- [The task] In the data below, find every line with the string "comunicación" and pull it out.

- [Material supplied]
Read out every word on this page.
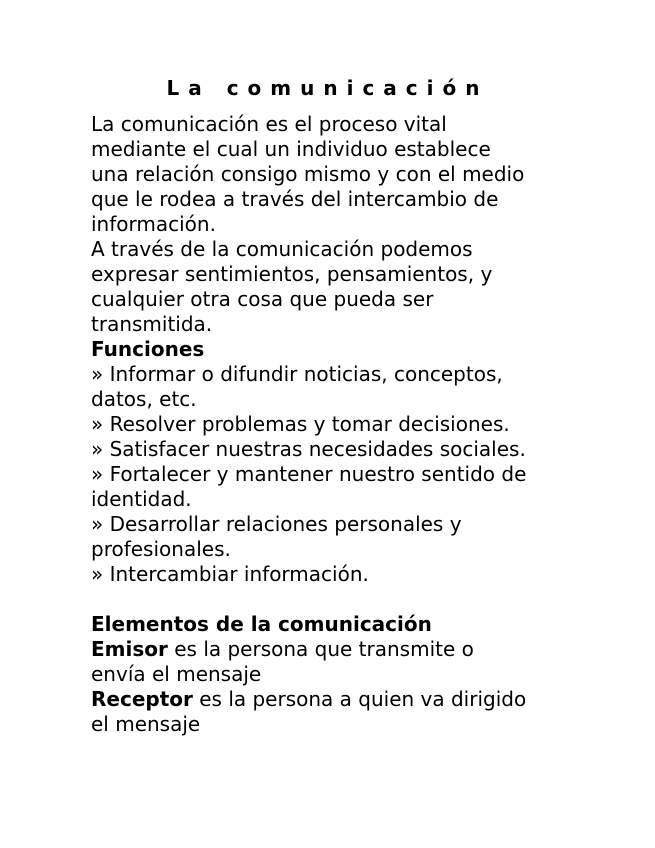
La comunicación
La comunicación es el proceso vital
mediante el cual un individuo establece
una relación consigo mismo y con el medio
que le rodea a través del intercambio de
información.
A través de la comunicación podemos
expresar sentimientos, pensamientos, y
cualquier otra cosa que pueda ser
transmitida.
Funciones
» Informar o difundir noticias, conceptos,
datos, etc.
» Resolver problemas y tomar decisiones.
» Satisfacer nuestras necesidades sociales.
» Fortalecer y mantener nuestro sentido de
identidad.
» Desarrollar relaciones personales y
profesionales.
» Intercambiar información.
Elementos de la comunicación
Emisor es la persona que transmite o
envía el mensaje
Receptor es la persona a quien va dirigido
el mensaje
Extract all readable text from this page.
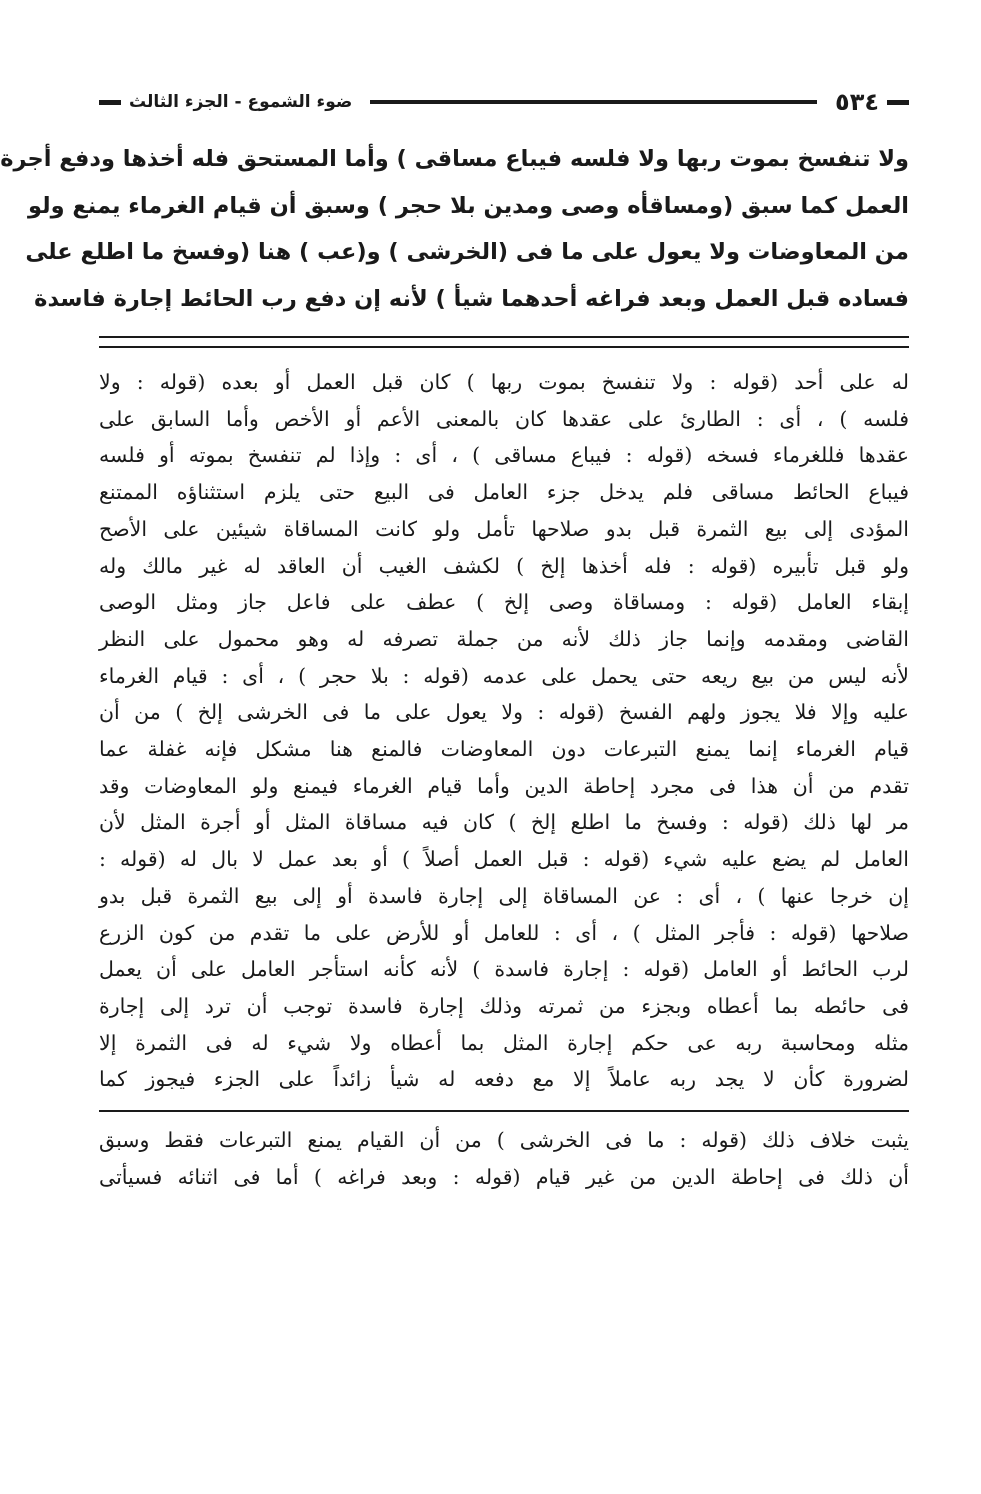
٥٣٤
ضوء الشموع - الجزء الثالث
ولا تنفسخ بموت ربها ولا فلسه فيباع مساقى ) وأما المستحق فله أخذها ودفع أجرة
العمل كما سبق (ومساقأه وصى ومدين بلا حجر ) وسبق أن قيام الغرماء يمنع ولو
من المعاوضات ولا يعول على ما فى (الخرشى ) و(عب ) هنا (وفسخ ما اطلع على
فساده قبل العمل وبعد فراغه أحدهما شيأ ) لأنه إن دفع رب الحائط إجارة فاسدة
له على أحد (قوله : ولا تنفسخ بموت ربها ) كان قبل العمل أو بعده (قوله : ولا
فلسه ) ، أى : الطارئ على عقدها كان بالمعنى الأعم أو الأخص وأما السابق على
عقدها فللغرماء فسخه (قوله : فيباع مساقى ) ، أى : وإذا لم تنفسخ بموته أو فلسه
فيباع الحائط مساقى فلم يدخل جزء العامل فى البيع حتى يلزم استثناؤه الممتنع
المؤدى إلى بيع الثمرة قبل بدو صلاحها تأمل ولو كانت المساقاة شيئين على الأصح
ولو قبل تأبيره (قوله : فله أخذها إلخ ) لكشف الغيب أن العاقد له غير مالك وله
إبقاء العامل (قوله : ومساقاة وصى إلخ ) عطف على فاعل جاز ومثل الوصى
القاضى ومقدمه وإنما جاز ذلك لأنه من جملة تصرفه له وهو محمول على النظر
لأنه ليس من بيع ريعه حتى يحمل على عدمه (قوله : بلا حجر ) ، أى : قيام الغرماء
عليه وإلا فلا يجوز ولهم الفسخ (قوله : ولا يعول على ما فى الخرشى إلخ ) من أن
قيام الغرماء إنما يمنع التبرعات دون المعاوضات فالمنع هنا مشكل فإنه غفلة عما
تقدم من أن هذا فى مجرد إحاطة الدين وأما قيام الغرماء فيمنع ولو المعاوضات وقد
مر لها ذلك (قوله : وفسخ ما اطلع إلخ ) كان فيه مساقاة المثل أو أجرة المثل لأن
العامل لم يضع عليه شيء (قوله : قبل العمل أصلاً ) أو بعد عمل لا بال له (قوله :
إن خرجا عنها ) ، أى : عن المساقاة إلى إجارة فاسدة أو إلى بيع الثمرة قبل بدو
صلاحها (قوله : فأجر المثل ) ، أى : للعامل أو للأرض على ما تقدم من كون الزرع
لرب الحائط أو العامل (قوله : إجارة فاسدة ) لأنه كأنه استأجر العامل على أن يعمل
فى حائطه بما أعطاه وبجزء من ثمرته وذلك إجارة فاسدة توجب أن ترد إلى إجارة
مثله ومحاسبة ربه عى حكم إجارة المثل بما أعطاه ولا شيء له فى الثمرة إلا
لضرورة كأن لا يجد ربه عاملاً إلا مع دفعه له شيأ زائداً على الجزء فيجوز كما
يثبت خلاف ذلك (قوله : ما فى الخرشى ) من أن القيام يمنع التبرعات فقط وسبق
أن ذلك فى إحاطة الدين من غير قيام (قوله : وبعد فراغه ) أما فى اثنائه فسيأتى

- [Solution for this task]
La comunicación
La comunicación es el proceso vital
A través de la comunicación podemos
Elementos de la comunicación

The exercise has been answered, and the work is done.